- _OBJECTIVE_
Exclude the pictures and reproduce the remaining data exactly as written.

--- THE RECORDS ---

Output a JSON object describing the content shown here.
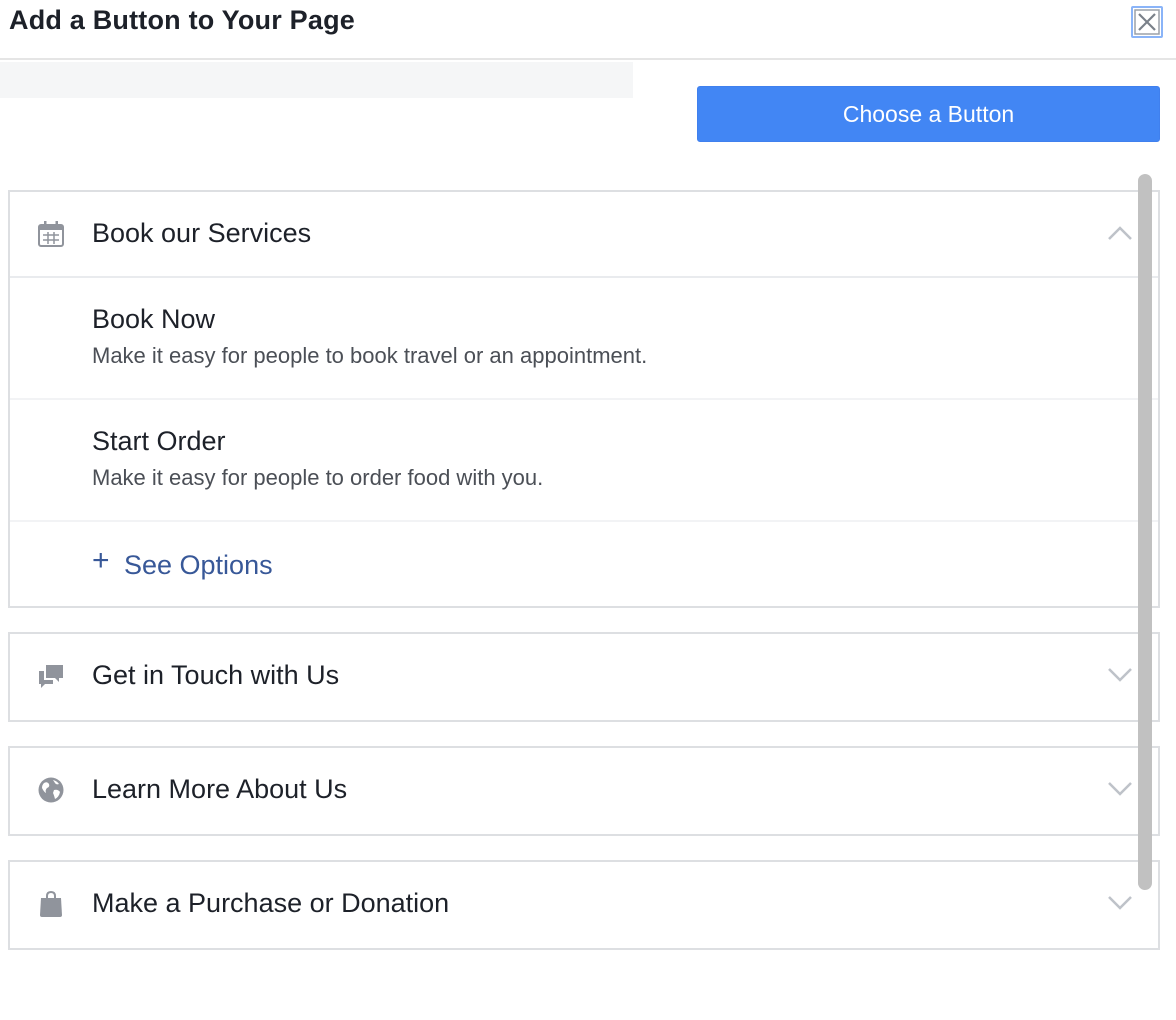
{
  "dialog": {
    "title": "Add a Button to Your Page",
    "close_icon": "close-icon"
  },
  "primary_button": {
    "label": "Choose a Button",
    "color": "#4286f4"
  },
  "sections": [
    {
      "label": "Book our Services",
      "icon": "calendar-icon",
      "expanded": true,
      "options": [
        {
          "title": "Book Now",
          "description": "Make it easy for people to book travel or an appointment."
        },
        {
          "title": "Start Order",
          "description": "Make it easy for people to order food with you."
        }
      ],
      "see_options_plus": "+",
      "see_options_label": "See Options"
    },
    {
      "label": "Get in Touch with Us",
      "icon": "chat-bubbles-icon",
      "expanded": false
    },
    {
      "label": "Learn More About Us",
      "icon": "globe-icon",
      "expanded": false
    },
    {
      "label": "Make a Purchase or Donation",
      "icon": "shopping-bag-icon",
      "expanded": false
    }
  ],
  "colors": {
    "link": "#385898",
    "icon": "#90949c",
    "border": "#dddfe2"
  }
}
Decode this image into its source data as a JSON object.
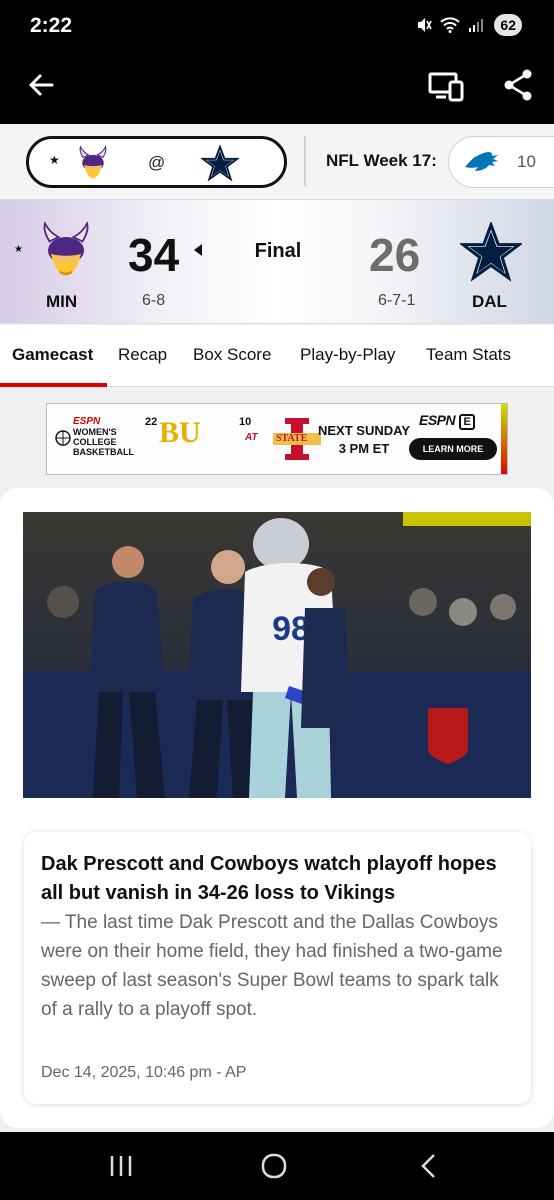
{
  "status_bar": {
    "time": "2:22",
    "battery": "62"
  },
  "score_strip": {
    "away_at": "@",
    "week_label": "NFL Week 17:",
    "next_game_score": "10"
  },
  "game": {
    "away": {
      "abbr": "MIN",
      "score": "34",
      "record": "6-8",
      "color": "#4f2683"
    },
    "home": {
      "abbr": "DAL",
      "score": "26",
      "record": "6-7-1",
      "color": "#041e42"
    },
    "status": "Final"
  },
  "tabs": [
    {
      "label": "Gamecast",
      "active": true
    },
    {
      "label": "Recap"
    },
    {
      "label": "Box Score"
    },
    {
      "label": "Play-by-Play"
    },
    {
      "label": "Team Stats"
    }
  ],
  "ad": {
    "brand": "ESPN",
    "title_line1": "WOMEN'S",
    "title_line2": "COLLEGE",
    "title_line3": "BASKETBALL",
    "team1_rank": "22",
    "team1_logo": "BU",
    "at": "AT",
    "team2_rank": "10",
    "team2_logo": "STATE",
    "next_line1": "NEXT SUNDAY",
    "next_line2": "3 PM ET",
    "network": "ESPN",
    "network_badge": "E",
    "cta": "LEARN MORE"
  },
  "story": {
    "headline": "Dak Prescott and Cowboys watch playoff hopes all but vanish in 34-26 loss to Vikings",
    "summary": "— The last time Dak Prescott and the Dallas Cowboys were on their home field, they had finished a two-game sweep of last season's Super Bowl teams to spark talk of a rally to a playoff spot.",
    "meta": "Dec 14, 2025, 10:46 pm - AP",
    "jersey_number": "98"
  },
  "colors": {
    "accent": "#dd0000"
  }
}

---

- _OUTPUT BELOW_
Output a JSON object describing the content shown here.
{
  "dialog": {
    "title": "Add a Button to Your Page",
    "close_icon": "close-icon"
  },
  "primary_button": {
    "label": "Choose a Button",
    "color": "#4286f4"
  },
  "sections": [
    {
      "label": "Book our Services",
      "icon": "calendar-icon",
      "expanded": true,
      "options": [
        {
          "title": "Book Now",
          "description": "Make it easy for people to book travel or an appointment."
        },
        {
          "title": "Start Order",
          "description": "Make it easy for people to order food with you."
        }
      ],
      "see_options_plus": "+",
      "see_options_label": "See Options"
    },
    {
      "label": "Get in Touch with Us",
      "icon": "chat-bubbles-icon",
      "expanded": false
    },
    {
      "label": "Learn More About Us",
      "icon": "globe-icon",
      "expanded": false
    },
    {
      "label": "Make a Purchase or Donation",
      "icon": "shopping-bag-icon",
      "expanded": false
    }
  ],
  "colors": {
    "link": "#385898",
    "icon": "#90949c",
    "border": "#dddfe2"
  }
}
Decode this image into its source data as a JSON object.
{
  "status_bar": {
    "time": "2:22",
    "battery": "62"
  },
  "score_strip": {
    "away_at": "@",
    "week_label": "NFL Week 17:",
    "next_game_score": "10"
  },
  "game": {
    "away": {
      "abbr": "MIN",
      "score": "34",
      "record": "6-8",
      "color": "#4f2683"
    },
    "home": {
      "abbr": "DAL",
      "score": "26",
      "record": "6-7-1",
      "color": "#041e42"
    },
    "status": "Final"
  },
  "tabs": [
    {
      "label": "Gamecast",
      "active": true
    },
    {
      "label": "Recap"
    },
    {
      "label": "Box Score"
    },
    {
      "label": "Play-by-Play"
    },
    {
      "label": "Team Stats"
    }
  ],
  "ad": {
    "brand": "ESPN",
    "title_line1": "WOMEN'S",
    "title_line2": "COLLEGE",
    "title_line3": "BASKETBALL",
    "team1_rank": "22",
    "team1_logo": "BU",
    "at": "AT",
    "team2_rank": "10",
    "team2_logo": "STATE",
    "next_line1": "NEXT SUNDAY",
    "next_line2": "3 PM ET",
    "network": "ESPN",
    "network_badge": "E",
    "cta": "LEARN MORE"
  },
  "story": {
    "headline": "Dak Prescott and Cowboys watch playoff hopes all but vanish in 34-26 loss to Vikings",
    "summary": "— The last time Dak Prescott and the Dallas Cowboys were on their home field, they had finished a two-game sweep of last season's Super Bowl teams to spark talk of a rally to a playoff spot.",
    "meta": "Dec 14, 2025, 10:46 pm - AP",
    "jersey_number": "98"
  },
  "colors": {
    "accent": "#dd0000"
  }
}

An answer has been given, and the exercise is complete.